-- start of Data supplied --
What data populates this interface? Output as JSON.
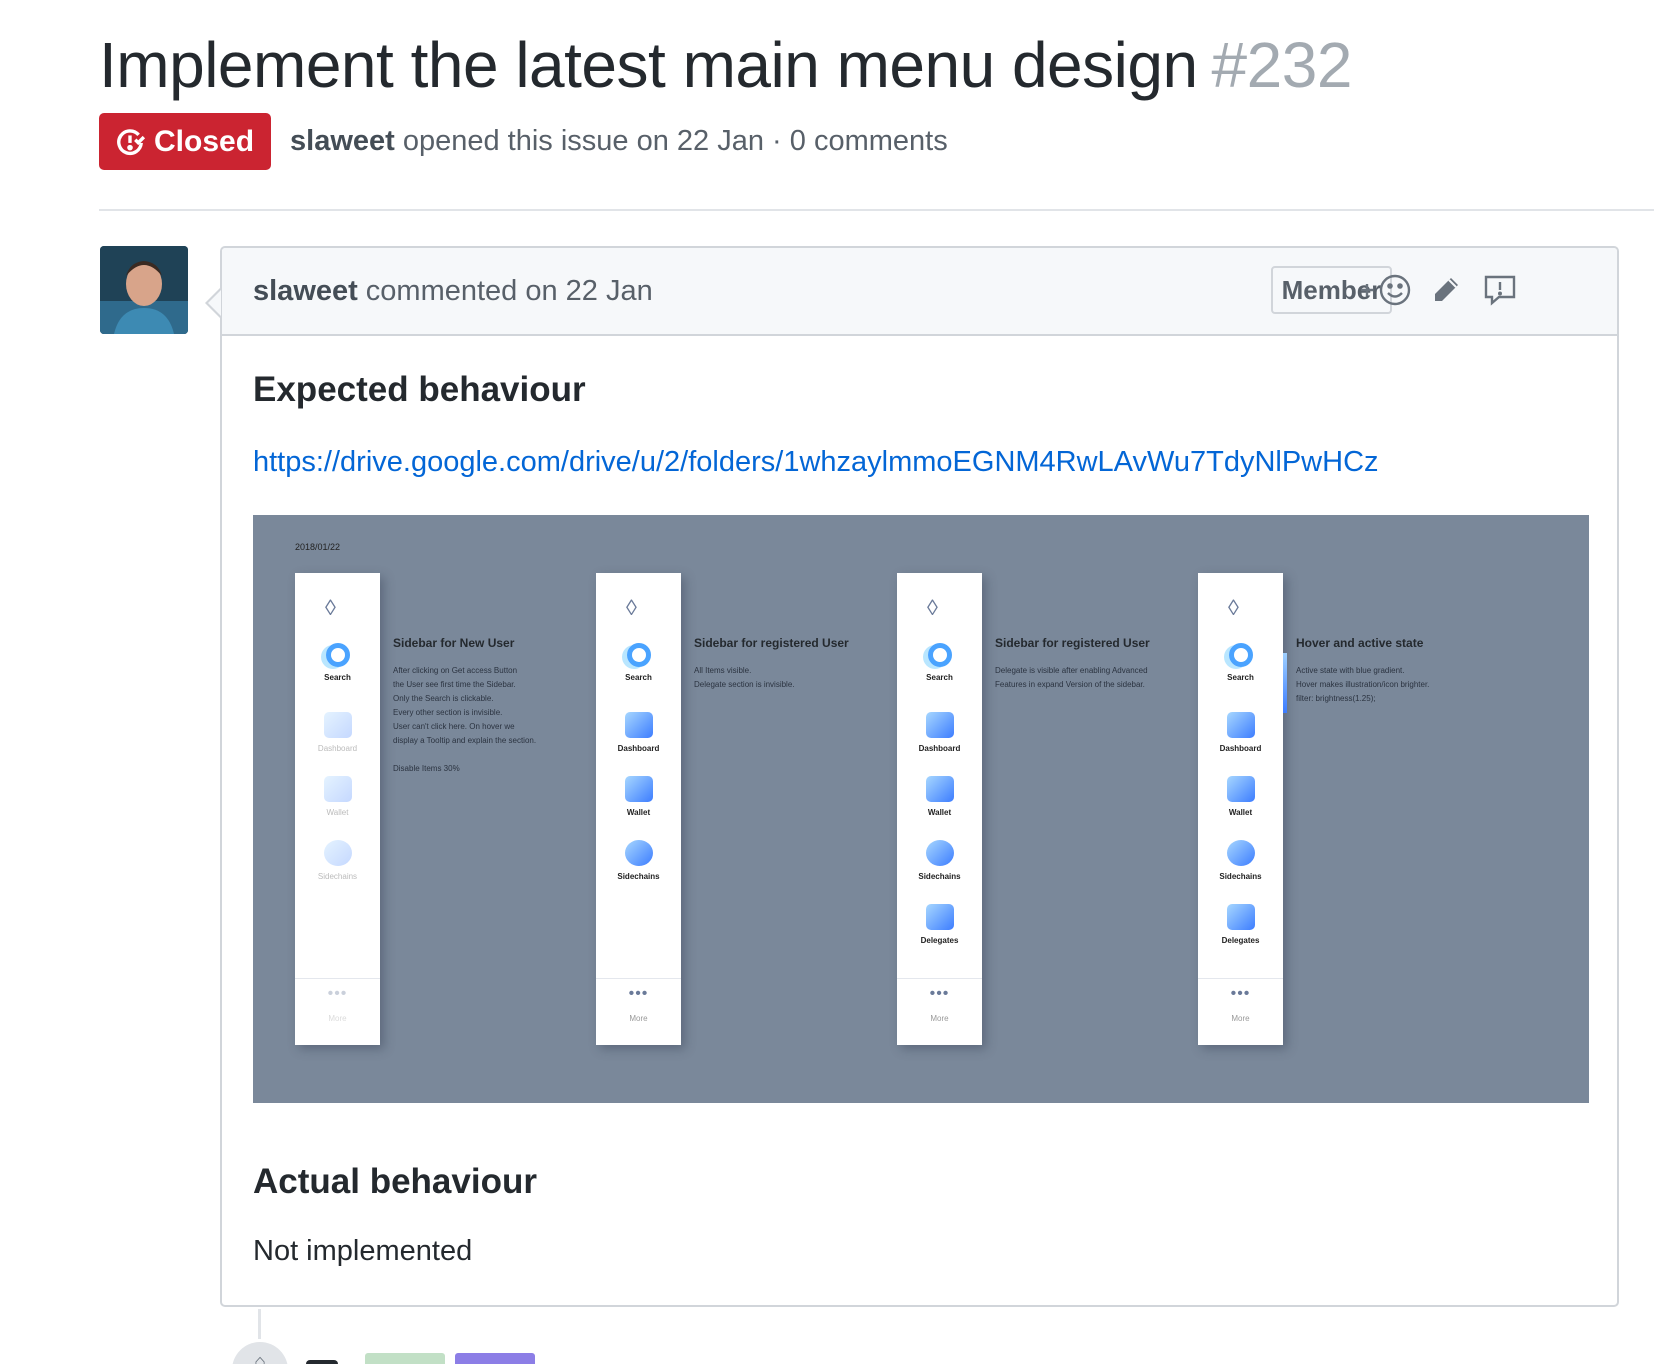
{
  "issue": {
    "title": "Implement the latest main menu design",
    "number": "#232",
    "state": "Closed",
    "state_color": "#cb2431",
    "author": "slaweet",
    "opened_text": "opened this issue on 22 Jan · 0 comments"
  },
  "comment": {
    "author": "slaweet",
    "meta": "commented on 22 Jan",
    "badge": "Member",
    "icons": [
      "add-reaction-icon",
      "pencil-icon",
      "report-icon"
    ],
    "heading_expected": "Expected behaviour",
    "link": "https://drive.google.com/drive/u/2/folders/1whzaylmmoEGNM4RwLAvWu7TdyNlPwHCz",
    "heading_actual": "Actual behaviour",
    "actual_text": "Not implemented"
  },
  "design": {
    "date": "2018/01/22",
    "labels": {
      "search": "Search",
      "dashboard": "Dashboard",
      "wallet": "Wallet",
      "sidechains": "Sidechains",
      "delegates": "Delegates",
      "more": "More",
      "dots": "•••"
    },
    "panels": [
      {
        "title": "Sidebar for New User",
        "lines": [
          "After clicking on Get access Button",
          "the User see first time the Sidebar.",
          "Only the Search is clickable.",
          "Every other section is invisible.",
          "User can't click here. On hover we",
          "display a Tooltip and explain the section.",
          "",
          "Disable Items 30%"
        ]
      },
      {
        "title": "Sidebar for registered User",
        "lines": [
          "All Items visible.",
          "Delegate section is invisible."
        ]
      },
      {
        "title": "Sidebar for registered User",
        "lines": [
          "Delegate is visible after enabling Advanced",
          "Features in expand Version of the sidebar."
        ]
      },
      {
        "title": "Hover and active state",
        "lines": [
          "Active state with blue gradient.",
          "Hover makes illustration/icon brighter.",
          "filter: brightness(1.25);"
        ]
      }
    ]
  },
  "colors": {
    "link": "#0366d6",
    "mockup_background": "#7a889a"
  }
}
-- end of Data supplied --
**Exercise instructions:** Pull out each line of the entries that contains "section".

**Response to the task:**
          "Every other section is invisible.",
          "display a Tooltip and explain the section.",
          "Delegate section is invisible."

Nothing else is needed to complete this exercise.